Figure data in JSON
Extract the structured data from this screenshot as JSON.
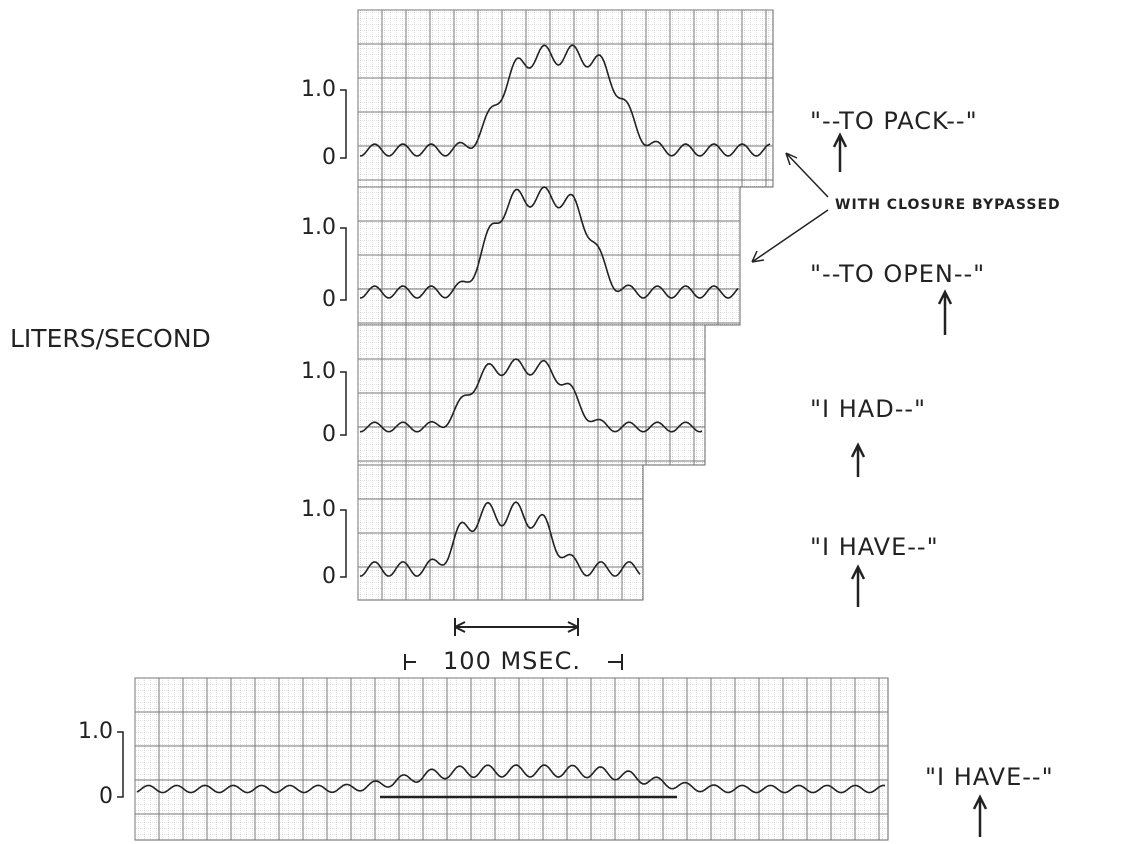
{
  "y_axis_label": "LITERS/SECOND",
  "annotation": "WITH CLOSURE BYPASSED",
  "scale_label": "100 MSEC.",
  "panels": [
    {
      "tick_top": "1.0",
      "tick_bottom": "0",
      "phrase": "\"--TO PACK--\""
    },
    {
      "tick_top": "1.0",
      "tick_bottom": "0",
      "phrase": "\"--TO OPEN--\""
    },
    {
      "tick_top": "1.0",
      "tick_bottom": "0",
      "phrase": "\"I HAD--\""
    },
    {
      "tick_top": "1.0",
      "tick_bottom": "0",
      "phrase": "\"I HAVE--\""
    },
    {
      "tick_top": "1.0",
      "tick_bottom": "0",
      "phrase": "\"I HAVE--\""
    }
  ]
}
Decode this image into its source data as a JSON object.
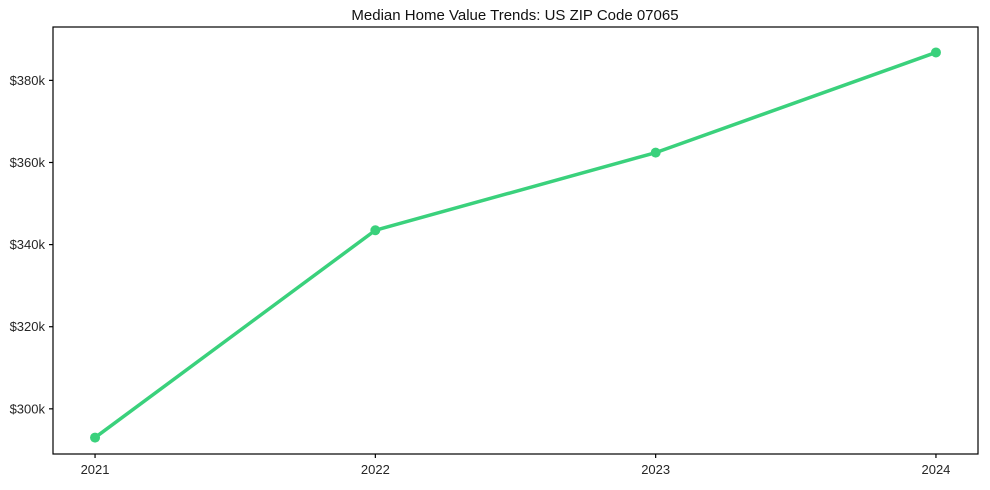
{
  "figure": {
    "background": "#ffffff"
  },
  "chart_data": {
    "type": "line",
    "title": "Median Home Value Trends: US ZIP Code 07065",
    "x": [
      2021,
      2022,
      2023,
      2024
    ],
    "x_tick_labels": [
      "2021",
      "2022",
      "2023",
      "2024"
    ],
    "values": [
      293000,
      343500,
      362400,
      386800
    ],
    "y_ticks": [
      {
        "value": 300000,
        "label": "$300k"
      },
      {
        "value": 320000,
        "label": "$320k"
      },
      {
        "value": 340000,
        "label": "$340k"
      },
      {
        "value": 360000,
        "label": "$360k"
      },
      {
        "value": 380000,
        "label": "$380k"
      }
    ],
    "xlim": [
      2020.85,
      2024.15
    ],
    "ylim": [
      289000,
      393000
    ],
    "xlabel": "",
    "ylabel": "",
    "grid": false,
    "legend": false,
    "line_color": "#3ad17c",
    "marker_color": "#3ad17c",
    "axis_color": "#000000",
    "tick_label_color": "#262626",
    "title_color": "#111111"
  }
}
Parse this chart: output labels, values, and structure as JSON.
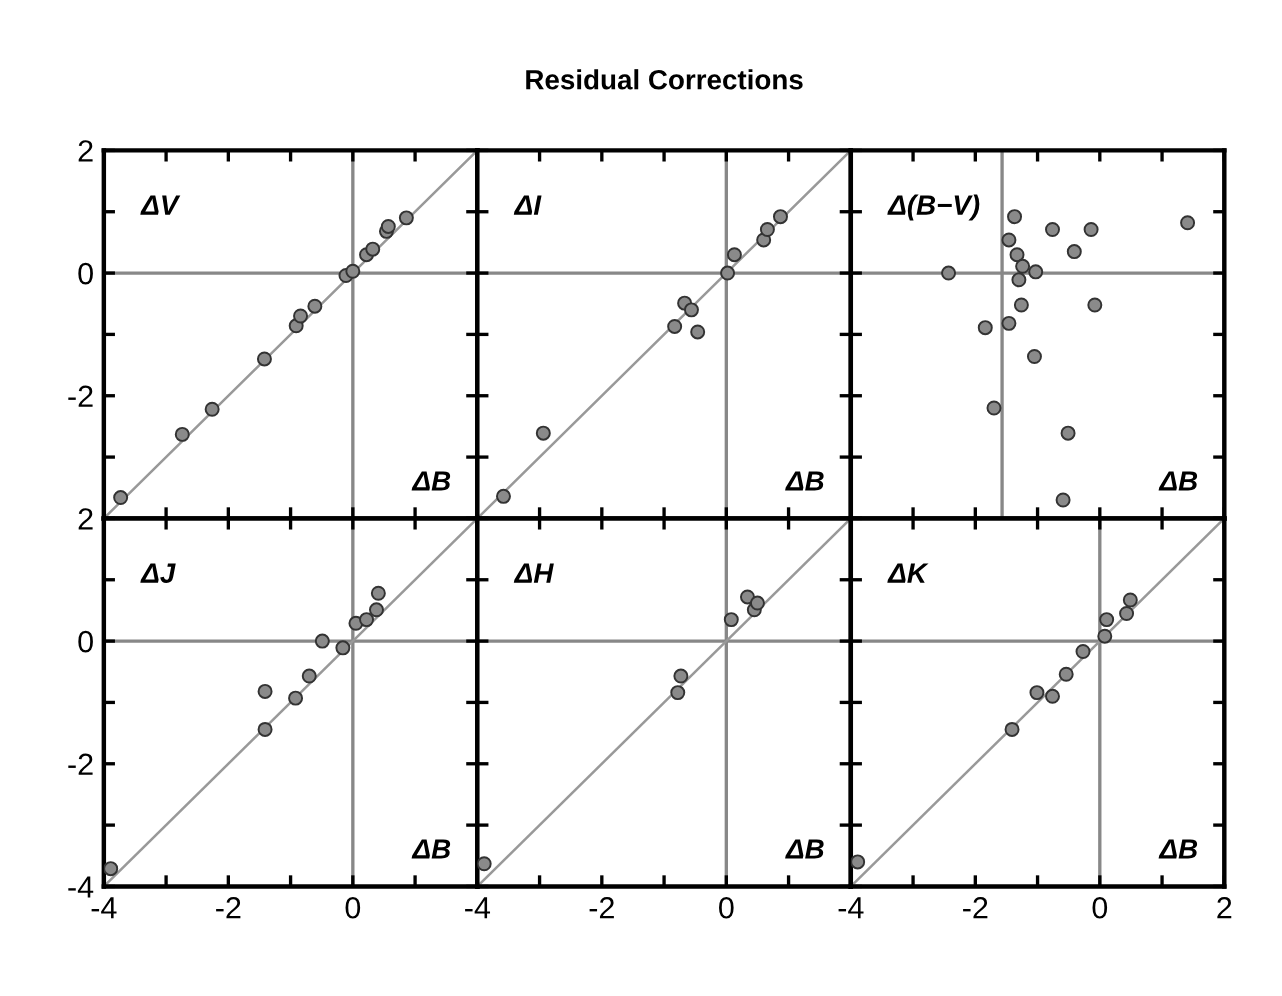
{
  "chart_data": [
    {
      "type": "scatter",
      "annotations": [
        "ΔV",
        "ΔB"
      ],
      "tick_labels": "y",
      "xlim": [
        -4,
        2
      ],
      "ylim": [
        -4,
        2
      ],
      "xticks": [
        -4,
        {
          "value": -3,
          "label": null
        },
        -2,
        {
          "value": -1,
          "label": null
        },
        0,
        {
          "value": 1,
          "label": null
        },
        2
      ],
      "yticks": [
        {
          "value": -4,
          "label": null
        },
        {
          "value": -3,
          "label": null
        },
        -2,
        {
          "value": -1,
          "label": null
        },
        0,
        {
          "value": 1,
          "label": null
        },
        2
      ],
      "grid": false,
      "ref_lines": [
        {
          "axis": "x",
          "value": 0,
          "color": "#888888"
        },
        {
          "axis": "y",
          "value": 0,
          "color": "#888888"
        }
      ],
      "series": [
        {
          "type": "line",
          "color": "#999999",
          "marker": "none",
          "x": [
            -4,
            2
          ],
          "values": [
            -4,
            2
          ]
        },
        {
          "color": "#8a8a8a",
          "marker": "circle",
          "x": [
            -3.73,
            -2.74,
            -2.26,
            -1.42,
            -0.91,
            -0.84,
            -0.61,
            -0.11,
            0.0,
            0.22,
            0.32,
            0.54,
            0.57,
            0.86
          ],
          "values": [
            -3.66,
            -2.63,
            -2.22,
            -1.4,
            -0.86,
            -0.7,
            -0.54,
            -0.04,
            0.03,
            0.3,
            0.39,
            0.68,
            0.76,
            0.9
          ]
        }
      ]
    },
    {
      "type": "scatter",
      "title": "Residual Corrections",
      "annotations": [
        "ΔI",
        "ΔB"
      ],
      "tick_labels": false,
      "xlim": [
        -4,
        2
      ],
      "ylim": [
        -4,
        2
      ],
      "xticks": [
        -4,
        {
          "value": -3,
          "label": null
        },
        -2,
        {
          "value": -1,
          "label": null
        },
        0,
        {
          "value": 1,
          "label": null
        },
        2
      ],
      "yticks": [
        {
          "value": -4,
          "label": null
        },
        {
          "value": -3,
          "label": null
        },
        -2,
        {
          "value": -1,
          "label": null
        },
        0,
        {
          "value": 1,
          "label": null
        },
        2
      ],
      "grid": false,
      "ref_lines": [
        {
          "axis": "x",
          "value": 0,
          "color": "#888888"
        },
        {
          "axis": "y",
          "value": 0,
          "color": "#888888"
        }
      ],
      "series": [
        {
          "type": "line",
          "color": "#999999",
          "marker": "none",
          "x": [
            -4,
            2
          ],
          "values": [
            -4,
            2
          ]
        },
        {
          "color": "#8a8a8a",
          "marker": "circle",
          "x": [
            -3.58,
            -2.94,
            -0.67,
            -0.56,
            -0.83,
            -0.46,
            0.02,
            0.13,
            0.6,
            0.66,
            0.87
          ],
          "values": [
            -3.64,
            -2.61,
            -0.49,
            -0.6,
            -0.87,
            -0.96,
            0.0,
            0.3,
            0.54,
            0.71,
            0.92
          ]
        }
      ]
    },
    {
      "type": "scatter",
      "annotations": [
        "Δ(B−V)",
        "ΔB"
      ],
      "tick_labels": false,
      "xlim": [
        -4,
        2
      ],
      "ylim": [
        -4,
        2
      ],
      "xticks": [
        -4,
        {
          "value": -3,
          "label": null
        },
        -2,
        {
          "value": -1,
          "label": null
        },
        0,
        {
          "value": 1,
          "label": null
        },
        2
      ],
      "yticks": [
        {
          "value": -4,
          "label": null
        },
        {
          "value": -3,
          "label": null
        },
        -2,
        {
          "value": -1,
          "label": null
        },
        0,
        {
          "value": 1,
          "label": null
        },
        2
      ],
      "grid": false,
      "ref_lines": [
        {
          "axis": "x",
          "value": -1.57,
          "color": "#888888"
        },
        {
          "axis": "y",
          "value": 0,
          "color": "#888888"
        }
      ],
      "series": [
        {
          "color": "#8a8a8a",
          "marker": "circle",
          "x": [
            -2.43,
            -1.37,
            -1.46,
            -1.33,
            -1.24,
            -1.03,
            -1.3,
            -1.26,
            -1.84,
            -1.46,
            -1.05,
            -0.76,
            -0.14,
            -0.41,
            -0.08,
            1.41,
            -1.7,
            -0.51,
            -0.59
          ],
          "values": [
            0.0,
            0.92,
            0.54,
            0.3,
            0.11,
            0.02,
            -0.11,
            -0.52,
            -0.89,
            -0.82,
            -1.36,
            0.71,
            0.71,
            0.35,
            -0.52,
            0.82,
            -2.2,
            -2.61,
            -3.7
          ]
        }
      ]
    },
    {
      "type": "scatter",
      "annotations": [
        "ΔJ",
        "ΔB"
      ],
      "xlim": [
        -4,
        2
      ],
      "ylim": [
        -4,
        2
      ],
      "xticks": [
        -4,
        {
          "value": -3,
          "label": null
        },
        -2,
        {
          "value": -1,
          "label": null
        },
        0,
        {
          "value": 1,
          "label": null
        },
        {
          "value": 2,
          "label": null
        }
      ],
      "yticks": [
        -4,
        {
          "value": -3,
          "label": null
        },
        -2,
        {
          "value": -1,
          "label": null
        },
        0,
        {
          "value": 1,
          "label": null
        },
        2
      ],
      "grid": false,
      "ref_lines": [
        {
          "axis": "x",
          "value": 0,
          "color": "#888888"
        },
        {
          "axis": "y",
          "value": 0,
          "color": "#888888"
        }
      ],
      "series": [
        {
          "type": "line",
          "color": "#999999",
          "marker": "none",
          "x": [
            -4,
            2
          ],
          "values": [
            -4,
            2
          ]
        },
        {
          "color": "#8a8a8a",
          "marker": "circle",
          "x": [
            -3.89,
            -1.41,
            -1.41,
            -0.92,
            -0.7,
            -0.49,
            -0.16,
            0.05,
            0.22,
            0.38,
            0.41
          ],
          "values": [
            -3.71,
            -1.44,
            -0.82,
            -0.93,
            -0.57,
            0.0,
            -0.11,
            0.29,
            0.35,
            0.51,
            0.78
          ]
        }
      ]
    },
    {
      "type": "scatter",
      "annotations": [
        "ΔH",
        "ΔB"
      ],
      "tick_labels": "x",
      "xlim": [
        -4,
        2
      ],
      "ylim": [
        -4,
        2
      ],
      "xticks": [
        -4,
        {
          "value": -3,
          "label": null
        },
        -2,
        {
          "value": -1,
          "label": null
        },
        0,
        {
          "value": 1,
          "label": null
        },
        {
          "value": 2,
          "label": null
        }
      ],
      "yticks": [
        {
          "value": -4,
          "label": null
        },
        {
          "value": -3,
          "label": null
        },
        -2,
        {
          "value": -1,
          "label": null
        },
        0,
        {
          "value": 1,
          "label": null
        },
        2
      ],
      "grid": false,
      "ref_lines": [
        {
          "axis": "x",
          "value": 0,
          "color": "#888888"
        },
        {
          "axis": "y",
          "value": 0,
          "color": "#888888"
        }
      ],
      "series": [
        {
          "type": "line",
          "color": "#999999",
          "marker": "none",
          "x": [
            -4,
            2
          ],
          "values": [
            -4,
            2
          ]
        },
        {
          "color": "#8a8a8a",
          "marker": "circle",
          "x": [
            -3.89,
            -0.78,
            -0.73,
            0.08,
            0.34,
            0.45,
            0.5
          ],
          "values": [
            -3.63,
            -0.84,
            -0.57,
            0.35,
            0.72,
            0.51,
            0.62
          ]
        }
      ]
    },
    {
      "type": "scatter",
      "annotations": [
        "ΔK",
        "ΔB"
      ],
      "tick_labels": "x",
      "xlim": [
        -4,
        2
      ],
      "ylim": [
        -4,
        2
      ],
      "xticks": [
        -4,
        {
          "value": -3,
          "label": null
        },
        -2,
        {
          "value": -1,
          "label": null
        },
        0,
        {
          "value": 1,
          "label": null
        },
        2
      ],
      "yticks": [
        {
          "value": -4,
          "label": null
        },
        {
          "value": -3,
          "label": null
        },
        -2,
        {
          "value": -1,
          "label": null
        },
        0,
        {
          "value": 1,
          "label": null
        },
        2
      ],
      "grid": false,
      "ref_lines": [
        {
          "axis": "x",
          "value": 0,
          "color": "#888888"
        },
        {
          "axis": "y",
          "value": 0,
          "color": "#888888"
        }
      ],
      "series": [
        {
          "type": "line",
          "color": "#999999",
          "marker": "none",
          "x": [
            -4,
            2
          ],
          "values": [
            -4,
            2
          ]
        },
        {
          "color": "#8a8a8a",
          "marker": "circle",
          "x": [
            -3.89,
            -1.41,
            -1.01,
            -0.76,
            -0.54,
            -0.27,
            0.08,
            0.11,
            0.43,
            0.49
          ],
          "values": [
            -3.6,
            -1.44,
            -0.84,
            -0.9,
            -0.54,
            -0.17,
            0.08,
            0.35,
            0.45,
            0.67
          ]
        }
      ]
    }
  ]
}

TASK DESCRIPTION -> Determine how many lines of this listing contain "phrase", and give only the number.

RESPONSE TO THE EXERCISE -> 5